Data listing

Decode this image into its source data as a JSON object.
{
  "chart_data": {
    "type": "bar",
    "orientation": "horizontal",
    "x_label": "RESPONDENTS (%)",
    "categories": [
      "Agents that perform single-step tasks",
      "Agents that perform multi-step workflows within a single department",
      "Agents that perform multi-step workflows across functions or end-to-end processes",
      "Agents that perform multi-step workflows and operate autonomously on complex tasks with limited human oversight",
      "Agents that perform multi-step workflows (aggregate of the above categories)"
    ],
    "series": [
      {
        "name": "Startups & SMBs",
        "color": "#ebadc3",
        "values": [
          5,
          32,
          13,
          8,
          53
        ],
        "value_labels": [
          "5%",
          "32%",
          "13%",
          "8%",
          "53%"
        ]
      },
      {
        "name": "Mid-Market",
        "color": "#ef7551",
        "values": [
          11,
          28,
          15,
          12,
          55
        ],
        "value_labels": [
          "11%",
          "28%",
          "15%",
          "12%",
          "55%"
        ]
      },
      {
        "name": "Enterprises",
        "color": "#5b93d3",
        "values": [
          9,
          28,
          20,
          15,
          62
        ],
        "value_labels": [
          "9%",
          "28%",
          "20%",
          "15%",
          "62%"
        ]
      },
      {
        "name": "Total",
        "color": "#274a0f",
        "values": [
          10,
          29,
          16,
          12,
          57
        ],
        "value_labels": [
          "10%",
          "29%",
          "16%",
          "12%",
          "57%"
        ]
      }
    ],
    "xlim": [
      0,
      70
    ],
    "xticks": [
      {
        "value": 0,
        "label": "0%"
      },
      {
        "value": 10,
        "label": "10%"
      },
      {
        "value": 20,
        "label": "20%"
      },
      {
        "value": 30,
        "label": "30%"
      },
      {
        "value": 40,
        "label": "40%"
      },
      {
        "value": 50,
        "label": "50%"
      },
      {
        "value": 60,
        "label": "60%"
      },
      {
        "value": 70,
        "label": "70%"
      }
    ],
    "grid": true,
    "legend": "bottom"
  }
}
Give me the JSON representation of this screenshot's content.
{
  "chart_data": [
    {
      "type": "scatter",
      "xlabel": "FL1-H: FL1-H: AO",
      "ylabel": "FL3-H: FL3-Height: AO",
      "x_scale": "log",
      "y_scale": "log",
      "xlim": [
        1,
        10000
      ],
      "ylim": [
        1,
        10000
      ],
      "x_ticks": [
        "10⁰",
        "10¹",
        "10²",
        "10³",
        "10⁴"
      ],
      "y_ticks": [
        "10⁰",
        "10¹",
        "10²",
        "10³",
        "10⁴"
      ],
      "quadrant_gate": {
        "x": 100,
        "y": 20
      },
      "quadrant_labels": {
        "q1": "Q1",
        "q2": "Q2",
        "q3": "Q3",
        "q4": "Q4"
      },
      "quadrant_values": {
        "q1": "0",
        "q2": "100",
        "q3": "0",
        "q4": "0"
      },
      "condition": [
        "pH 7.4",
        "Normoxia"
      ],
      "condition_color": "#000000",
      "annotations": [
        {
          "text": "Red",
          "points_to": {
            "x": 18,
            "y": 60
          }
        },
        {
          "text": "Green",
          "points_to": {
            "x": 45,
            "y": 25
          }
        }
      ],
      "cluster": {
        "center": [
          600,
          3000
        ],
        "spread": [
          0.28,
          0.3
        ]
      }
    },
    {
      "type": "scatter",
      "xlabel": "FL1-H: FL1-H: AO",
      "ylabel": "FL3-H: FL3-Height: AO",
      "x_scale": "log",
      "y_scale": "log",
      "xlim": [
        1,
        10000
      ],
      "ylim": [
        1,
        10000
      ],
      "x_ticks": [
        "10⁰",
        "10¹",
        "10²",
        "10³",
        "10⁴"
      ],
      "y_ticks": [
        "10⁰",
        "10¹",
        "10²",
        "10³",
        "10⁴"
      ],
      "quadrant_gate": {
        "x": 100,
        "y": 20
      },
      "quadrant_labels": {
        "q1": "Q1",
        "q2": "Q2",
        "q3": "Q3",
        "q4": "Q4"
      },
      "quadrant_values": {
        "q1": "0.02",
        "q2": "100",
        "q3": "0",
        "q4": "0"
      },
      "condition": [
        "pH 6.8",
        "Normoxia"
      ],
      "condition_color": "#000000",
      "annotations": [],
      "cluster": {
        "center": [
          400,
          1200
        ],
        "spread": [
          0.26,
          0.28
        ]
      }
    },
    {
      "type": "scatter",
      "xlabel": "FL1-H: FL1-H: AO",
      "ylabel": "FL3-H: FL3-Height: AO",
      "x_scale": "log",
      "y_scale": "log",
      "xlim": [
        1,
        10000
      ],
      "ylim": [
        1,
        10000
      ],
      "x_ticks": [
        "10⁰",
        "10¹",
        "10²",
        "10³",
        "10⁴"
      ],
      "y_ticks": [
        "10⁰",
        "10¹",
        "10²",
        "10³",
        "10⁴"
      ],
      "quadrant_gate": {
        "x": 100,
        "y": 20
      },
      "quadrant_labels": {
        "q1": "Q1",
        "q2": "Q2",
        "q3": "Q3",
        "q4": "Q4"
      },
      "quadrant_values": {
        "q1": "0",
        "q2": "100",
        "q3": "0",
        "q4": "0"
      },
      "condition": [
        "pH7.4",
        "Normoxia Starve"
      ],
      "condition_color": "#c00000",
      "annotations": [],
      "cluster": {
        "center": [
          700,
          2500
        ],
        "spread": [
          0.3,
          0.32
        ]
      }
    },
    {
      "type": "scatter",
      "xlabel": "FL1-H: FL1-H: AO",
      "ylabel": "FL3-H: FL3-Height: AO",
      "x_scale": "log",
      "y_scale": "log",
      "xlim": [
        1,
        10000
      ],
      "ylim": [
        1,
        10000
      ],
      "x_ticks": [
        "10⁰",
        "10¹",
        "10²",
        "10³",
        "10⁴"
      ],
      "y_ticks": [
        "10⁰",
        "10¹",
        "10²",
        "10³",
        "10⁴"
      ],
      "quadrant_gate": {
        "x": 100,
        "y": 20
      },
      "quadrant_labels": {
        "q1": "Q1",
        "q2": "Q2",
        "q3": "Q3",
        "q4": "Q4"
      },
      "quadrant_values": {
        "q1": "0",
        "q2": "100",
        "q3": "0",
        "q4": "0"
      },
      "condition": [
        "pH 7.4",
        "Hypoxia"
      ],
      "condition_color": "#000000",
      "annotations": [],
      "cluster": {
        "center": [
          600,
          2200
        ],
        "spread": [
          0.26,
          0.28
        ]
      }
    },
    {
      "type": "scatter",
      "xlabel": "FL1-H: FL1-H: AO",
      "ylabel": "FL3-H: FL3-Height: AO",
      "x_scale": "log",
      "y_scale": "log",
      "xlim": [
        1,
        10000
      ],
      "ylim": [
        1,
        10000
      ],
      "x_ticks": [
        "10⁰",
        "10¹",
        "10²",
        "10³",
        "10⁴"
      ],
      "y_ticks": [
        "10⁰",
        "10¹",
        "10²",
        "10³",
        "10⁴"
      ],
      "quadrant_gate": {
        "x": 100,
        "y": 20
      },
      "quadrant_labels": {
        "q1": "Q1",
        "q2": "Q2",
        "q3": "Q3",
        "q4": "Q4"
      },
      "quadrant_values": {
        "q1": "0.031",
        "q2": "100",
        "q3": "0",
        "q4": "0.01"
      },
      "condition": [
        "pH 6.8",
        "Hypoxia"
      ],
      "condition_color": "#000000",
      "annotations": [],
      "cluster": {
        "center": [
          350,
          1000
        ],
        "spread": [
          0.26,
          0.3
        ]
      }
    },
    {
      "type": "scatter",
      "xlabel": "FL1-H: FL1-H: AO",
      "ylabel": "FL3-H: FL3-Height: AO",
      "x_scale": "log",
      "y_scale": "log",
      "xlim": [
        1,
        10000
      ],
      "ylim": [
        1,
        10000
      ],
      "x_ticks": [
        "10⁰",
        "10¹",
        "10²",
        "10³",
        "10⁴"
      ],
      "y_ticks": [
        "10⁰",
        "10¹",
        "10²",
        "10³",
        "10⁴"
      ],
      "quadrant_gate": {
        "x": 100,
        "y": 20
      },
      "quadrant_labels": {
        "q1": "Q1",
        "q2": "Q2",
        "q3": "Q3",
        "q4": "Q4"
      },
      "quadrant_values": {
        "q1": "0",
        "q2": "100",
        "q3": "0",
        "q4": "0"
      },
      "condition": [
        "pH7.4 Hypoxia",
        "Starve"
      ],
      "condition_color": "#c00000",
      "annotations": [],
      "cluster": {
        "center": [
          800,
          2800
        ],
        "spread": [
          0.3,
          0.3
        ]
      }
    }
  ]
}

- **YOUR INSTRUCTIONS**
Show all lines from the records above where the word "tasks" occurs.

- **WRITTEN ANSWER**
      "Agents that perform single-step tasks",
      "Agents that perform multi-step workflows and operate autonomously on complex tasks with limited human oversight",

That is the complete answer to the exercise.